● Exercise aim
In the thread on the Ziff Davis bankruptcy, change "Apocalypse" to "end of the world", then write out the stretch from "## Guest (Jul" through "Holtz (Mar 23, 2002)" with that change made.

● Supplied passage
______________________________
# Ziff Davis Is Said to Plan a Bankruptcy



## Guest (Jul 29, 2002)

One of the signs of he Apocalypse isn't it?

http://www.nytimes.com/2002/07/29/b...en=73c9a4f95c212ba8&ei=5006&partner=ALTAVISTA


----------



## Mark Holtz (Mar 23, 2002)

Lest we forget, TechTV used to be ZDTV. Now, look at what TechTV is now.


----------



## James_F (Apr 23, 2002)

Yea, but Paul Allen bought it. Who the hell wants some crappy magazines?


----------



## Steve Mehs (Mar 21, 2002)

I like Smart Business, which is a ZD publication, but I dont like YIL and PC Magizine.


----------



## Neil Derryberry (Mar 23, 2002)

PC magazine used to be my favorite....


----------



## James_F (Apr 23, 2002)

They give way to many of their mags away. I can't tell you how many of them I get free. I've been a subscriber to PCWeek/eWeek for over 8 years without putting out a dime. Same with PC Magazine for 5 years. I couldn't even count all the specialty magazines they put out free. I know they are supported by ads, but since they are going bankrupt, I guess not.


----------
______________________________
● Recorded information
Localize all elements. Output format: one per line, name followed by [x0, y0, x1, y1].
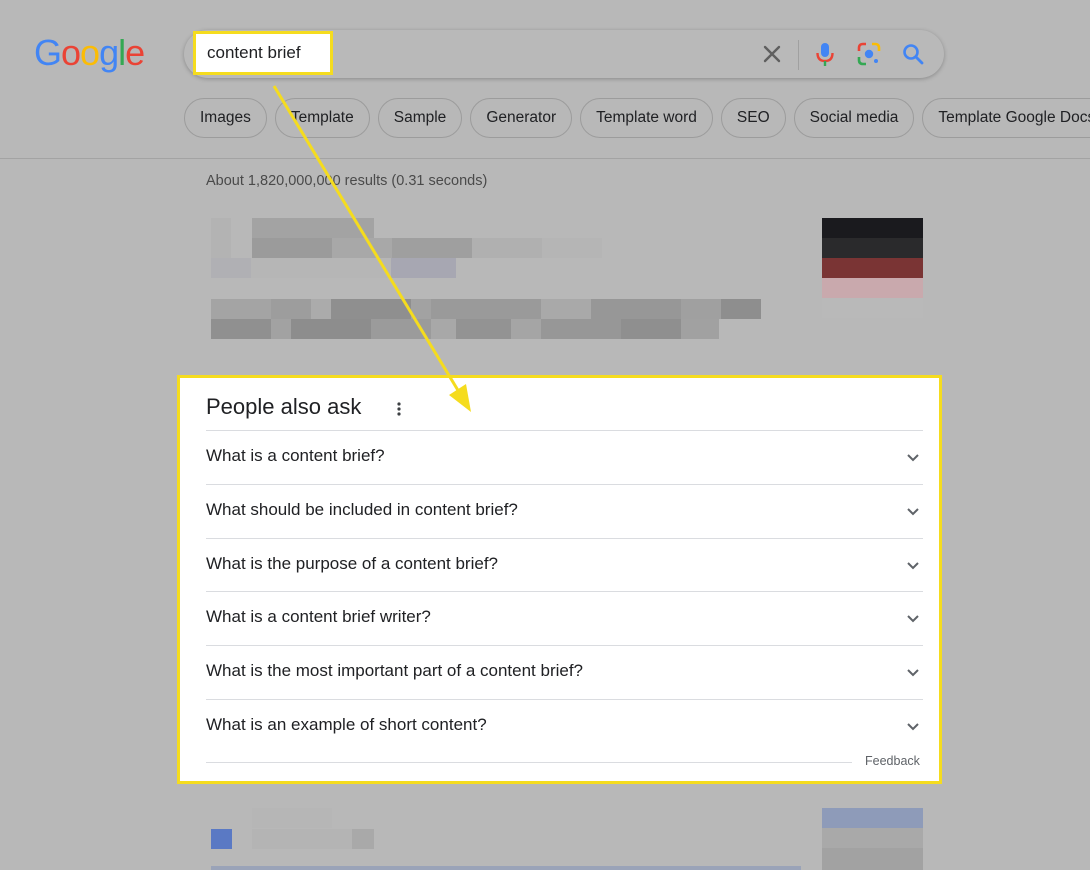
______________________________
● Response
## Guest (Jul 29, 2002)

One of the signs of he end of the world isn't it?

http://www.nytimes.com/2002/07/29/b...en=73c9a4f95c212ba8&ei=5006&partner=ALTAVISTA


----------



## Mark Holtz (Mar 23, 2002)